Challenge ::
Extract, from the records beneath this instruction, each line that contains the word "whole".

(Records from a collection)
= = =

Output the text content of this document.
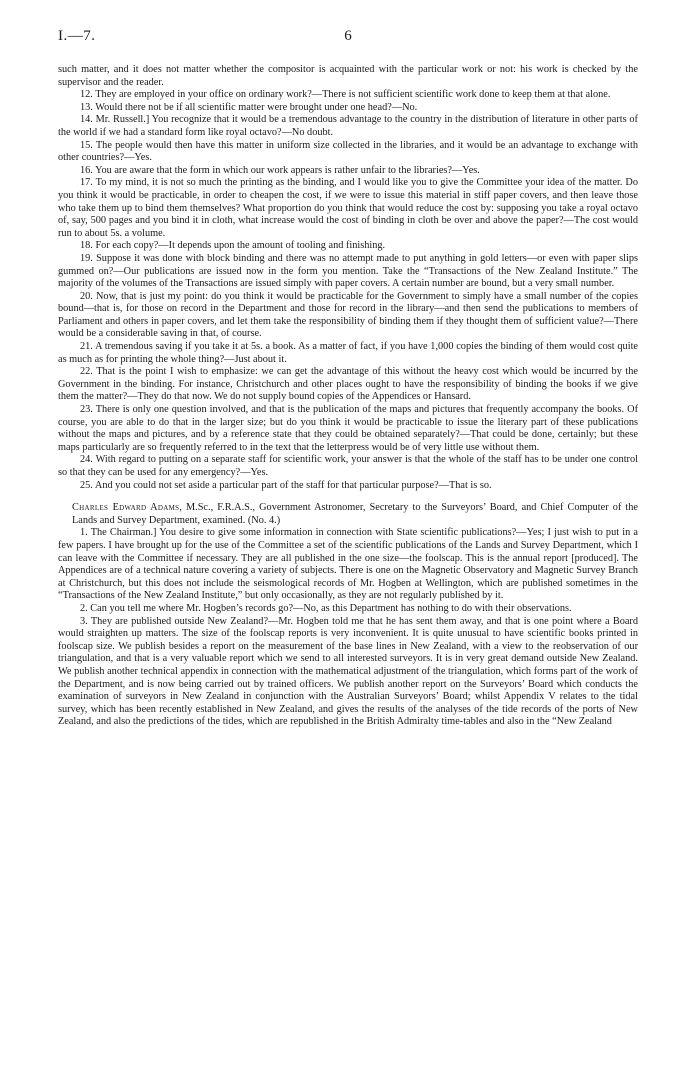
I.—7.	6

such matter, and it does not matter whether the compositor is acquainted with the particular work or not: his work is checked by the supervisor and the reader.

12. They are employed in your office on ordinary work?—There is not sufficient scientific work done to keep them at that alone.

13. Would there not be if all scientific matter were brought under one head?—No.

14. Mr. Russell.] You recognize that it would be a tremendous advantage to the country in the distribution of literature in other parts of the world if we had a standard form like royal octavo?—No doubt.

15. The people would then have this matter in uniform size collected in the libraries, and it would be an advantage to exchange with other countries?—Yes.

16. You are aware that the form in which our work appears is rather unfair to the libraries?—Yes.

17. To my mind, it is not so much the printing as the binding, and I would like you to give the Committee your idea of the matter. Do you think it would be practicable, in order to cheapen the cost, if we were to issue this material in stiff paper covers, and then leave those who take them up to bind them themselves? What proportion do you think that would reduce the cost by: supposing you take a royal octavo of, say, 500 pages and you bind it in cloth, what increase would the cost of binding in cloth be over and above the paper?—The cost would run to about 5s. a volume.

18. For each copy?—It depends upon the amount of tooling and finishing.

19. Suppose it was done with block binding and there was no attempt made to put anything in gold letters—or even with paper slips gummed on?—Our publications are issued now in the form you mention. Take the “Transactions of the New Zealand Institute.” The majority of the volumes of the Transactions are issued simply with paper covers. A certain number are bound, but a very small number.

20. Now, that is just my point: do you think it would be practicable for the Government to simply have a small number of the copies bound—that is, for those on record in the Department and those for record in the library—and then send the publications to members of Parliament and others in paper covers, and let them take the responsibility of binding them if they thought them of sufficient value?—There would be a considerable saving in that, of course.

21. A tremendous saving if you take it at 5s. a book. As a matter of fact, if you have 1,000 copies the binding of them would cost quite as much as for printing the whole thing?—Just about it.

22. That is the point I wish to emphasize: we can get the advantage of this without the heavy cost which would be incurred by the Government in the binding. For instance, Christchurch and other places ought to have the responsibility of binding the books if we give them the matter?—They do that now. We do not supply bound copies of the Appendices or Hansard.

23. There is only one question involved, and that is the publication of the maps and pictures that frequently accompany the books. Of course, you are able to do that in the larger size; but do you think it would be practicable to issue the literary part of these publications without the maps and pictures, and by a reference state that they could be obtained separately?—That could be done, certainly; but these maps particularly are so frequently referred to in the text that the letterpress would be of very little use without them.

24. With regard to putting on a separate staff for scientific work, your answer is that the whole of the staff has to be under one control so that they can be used for any emergency?—Yes.

25. And you could not set aside a particular part of the staff for that particular purpose?—That is so.

Charles Edward Adams, M.Sc., F.R.A.S., Government Astronomer, Secretary to the Surveyors’ Board, and Chief Computer of the Lands and Survey Department, examined. (No. 4.)

1. The Chairman.] You desire to give some information in connection with State scientific publications?—Yes; I just wish to put in a few papers. I have brought up for the use of the Committee a set of the scientific publications of the Lands and Survey Department, which I can leave with the Committee if necessary. They are all published in the one size—the foolscap. This is the annual report [produced]. The Appendices are of a technical nature covering a variety of subjects. There is one on the Magnetic Observatory and Magnetic Survey Branch at Christchurch, but this does not include the seismological records of Mr. Hogben at Wellington, which are published sometimes in the “Transactions of the New Zealand Institute,” but only occasionally, as they are not regularly published by it.

2. Can you tell me where Mr. Hogben’s records go?—No, as this Department has nothing to do with their observations.

3. They are published outside New Zealand?—Mr. Hogben told me that he has sent them away, and that is one point where a Board would straighten up matters. The size of the foolscap reports is very inconvenient. It is quite unusual to have scientific books printed in foolscap size. We publish besides a report on the measurement of the base lines in New Zealand, with a view to the reobservation of our triangulation, and that is a very valuable report which we send to all interested surveyors. It is in very great demand outside New Zealand. We publish another technical appendix in connection with the mathematical adjustment of the triangulation, which forms part of the work of the Department, and is now being carried out by trained officers. We publish another report on the Surveyors’ Board which conducts the examination of surveyors in New Zealand in conjunction with the Australian Surveyors’ Board; whilst Appendix V relates to the tidal survey, which has been recently established in New Zealand, and gives the results of the analyses of the tide records of the ports of New Zealand, and also the predictions of the tides, which are republished in the British Admiralty time-tables and also in the “New Zealand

= = =

Exercise output ::
21. A tremendous saving if you take it at 5s. a book. As a matter of fact, if you have 1,000 copies the binding of them would cost quite as much as for printing the whole thing?—Just about it.
24. With regard to putting on a separate staff for scientific work, your answer is that the whole of the staff has to be under one control so that they can be used for any emergency?—Yes.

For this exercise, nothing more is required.